** Task to complete **
Pictures aside, quote the whole listing exactly.

** Data for the task **
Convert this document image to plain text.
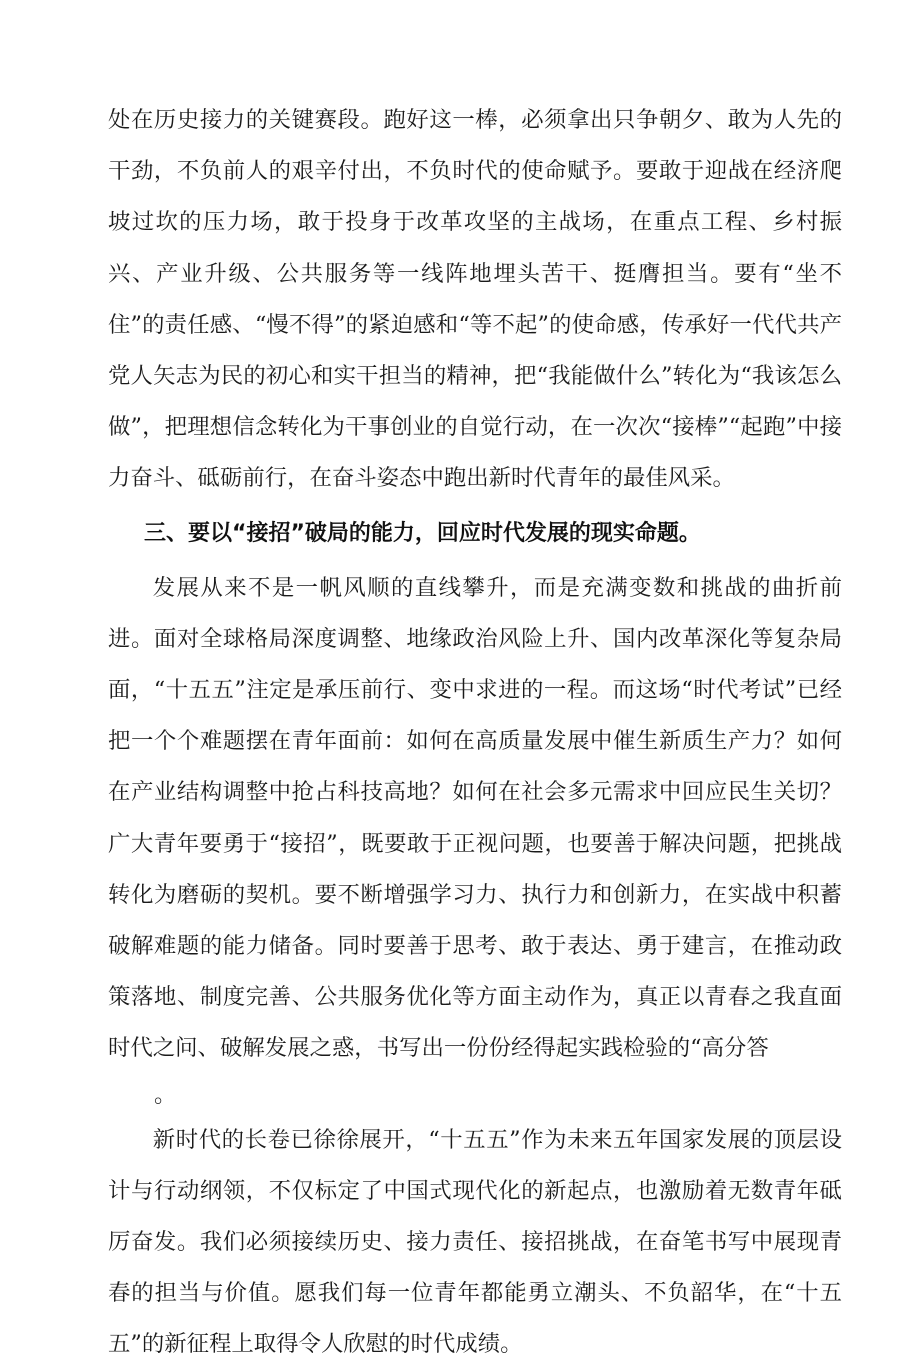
处在历史接力的关键赛段。跑好这一棒，必须拿出只争朝夕、敢为人先的干劲，不负前人的艰辛付出，不负时代的使命赋予。要敢于迎战在经济爬坡过坎的压力场，敢于投身于改革攻坚的主战场，在重点工程、乡村振兴、产业升级、公共服务等一线阵地埋头苦干、挺膺担当。要有“坐不住”的责任感、“慢不得”的紧迫感和“等不起”的使命感，传承好一代代共产党人矢志为民的初心和实干担当的精神，把“我能做什么”转化为“我该怎么做”，把理想信念转化为干事创业的自觉行动，在一次次“接棒”“起跑”中接力奋斗、砥砺前行，在奋斗姿态中跑出新时代青年的最佳风采。

三、要以“接招”破局的能力，回应时代发展的现实命题。

发展从来不是一帆风顺的直线攀升，而是充满变数和挑战的曲折前进。面对全球格局深度调整、地缘政治风险上升、国内改革深化等复杂局面，“十五五”注定是承压前行、变中求进的一程。而这场“时代考试”已经把一个个难题摆在青年面前：如何在高质量发展中催生新质生产力？如何在产业结构调整中抢占科技高地？如何在社会多元需求中回应民生关切？广大青年要勇于“接招”，既要敢于正视问题，也要善于解决问题，把挑战转化为磨砺的契机。要不断增强学习力、执行力和创新力，在实战中积蓄破解难题的能力储备。同时要善于思考、敢于表达、勇于建言，在推动政策落地、制度完善、公共服务优化等方面主动作为，真正以青春之我直面时代之问、破解发展之惑，书写出一份份经得起实践检验的“高分答

。

新时代的长卷已徐徐展开，“十五五”作为未来五年国家发展的顶层设计与行动纲领，不仅标定了中国式现代化的新起点，也激励着无数青年砥厉奋发。我们必须接续历史、接力责任、接招挑战，在奋笔书写中展现青春的担当与价值。愿我们每一位青年都能勇立潮头、不负韶华，在“十五五”的新征程上取得令人欣慰的时代成绩。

** Answer to the exercise **
Convert this document image to plain text.
处在历史接力的关键赛段。跑好这一棒，必须拿出只争朝夕、敢为人先的干劲，不负前人的艰辛付出，不负时代的使命赋予。要敢于迎战在经济爬坡过坎的压力场，敢于投身于改革攻坚的主战场，在重点工程、乡村振兴、产业升级、公共服务等一线阵地埋头苦干、挺膺担当。要有“坐不住”的责任感、“慢不得”的紧迫感和“等不起”的使命感，传承好一代代共产党人矢志为民的初心和实干担当的精神，把“我能做什么”转化为“我该怎么做”，把理想信念转化为干事创业的自觉行动，在一次次“接棒”“起跑”中接力奋斗、砥砺前行，在奋斗姿态中跑出新时代青年的最佳风采。

三、要以“接招”破局的能力，回应时代发展的现实命题。

发展从来不是一帆风顺的直线攀升，而是充满变数和挑战的曲折前进。面对全球格局深度调整、地缘政治风险上升、国内改革深化等复杂局面，“十五五”注定是承压前行、变中求进的一程。而这场“时代考试”已经把一个个难题摆在青年面前：如何在高质量发展中催生新质生产力？如何在产业结构调整中抢占科技高地？如何在社会多元需求中回应民生关切？广大青年要勇于“接招”，既要敢于正视问题，也要善于解决问题，把挑战转化为磨砺的契机。要不断增强学习力、执行力和创新力，在实战中积蓄破解难题的能力储备。同时要善于思考、敢于表达、勇于建言，在推动政策落地、制度完善、公共服务优化等方面主动作为，真正以青春之我直面时代之问、破解发展之惑，书写出一份份经得起实践检验的“高分答

。

新时代的长卷已徐徐展开，“十五五”作为未来五年国家发展的顶层设计与行动纲领，不仅标定了中国式现代化的新起点，也激励着无数青年砥厉奋发。我们必须接续历史、接力责任、接招挑战，在奋笔书写中展现青春的担当与价值。愿我们每一位青年都能勇立潮头、不负韶华，在“十五五”的新征程上取得令人欣慰的时代成绩。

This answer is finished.